Short task: Extract every record, keeping each one exactly as it is.

Data section:
>> begin

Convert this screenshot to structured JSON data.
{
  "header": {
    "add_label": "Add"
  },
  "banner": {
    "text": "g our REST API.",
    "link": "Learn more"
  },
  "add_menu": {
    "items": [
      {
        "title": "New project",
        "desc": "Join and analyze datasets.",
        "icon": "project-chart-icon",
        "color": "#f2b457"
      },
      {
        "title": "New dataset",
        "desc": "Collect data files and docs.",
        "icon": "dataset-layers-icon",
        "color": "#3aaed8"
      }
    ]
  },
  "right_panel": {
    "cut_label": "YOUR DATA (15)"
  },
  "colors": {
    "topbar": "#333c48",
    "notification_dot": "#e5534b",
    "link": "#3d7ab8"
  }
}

>> end

Expected answer:
Convert this screenshot to structured JSON data.
{
  "header": {
    "add_label": "Add"
  },
  "banner": {
    "text": "g our REST API.",
    "link": "Learn more"
  },
  "add_menu": {
    "items": [
      {
        "title": "New project",
        "desc": "Join and analyze datasets.",
        "icon": "project-chart-icon",
        "color": "#f2b457"
      },
      {
        "title": "New dataset",
        "desc": "Collect data files and docs.",
        "icon": "dataset-layers-icon",
        "color": "#3aaed8"
      }
    ]
  },
  "right_panel": {
    "cut_label": "YOUR DATA (15)"
  },
  "colors": {
    "topbar": "#333c48",
    "notification_dot": "#e5534b",
    "link": "#3d7ab8"
  }
}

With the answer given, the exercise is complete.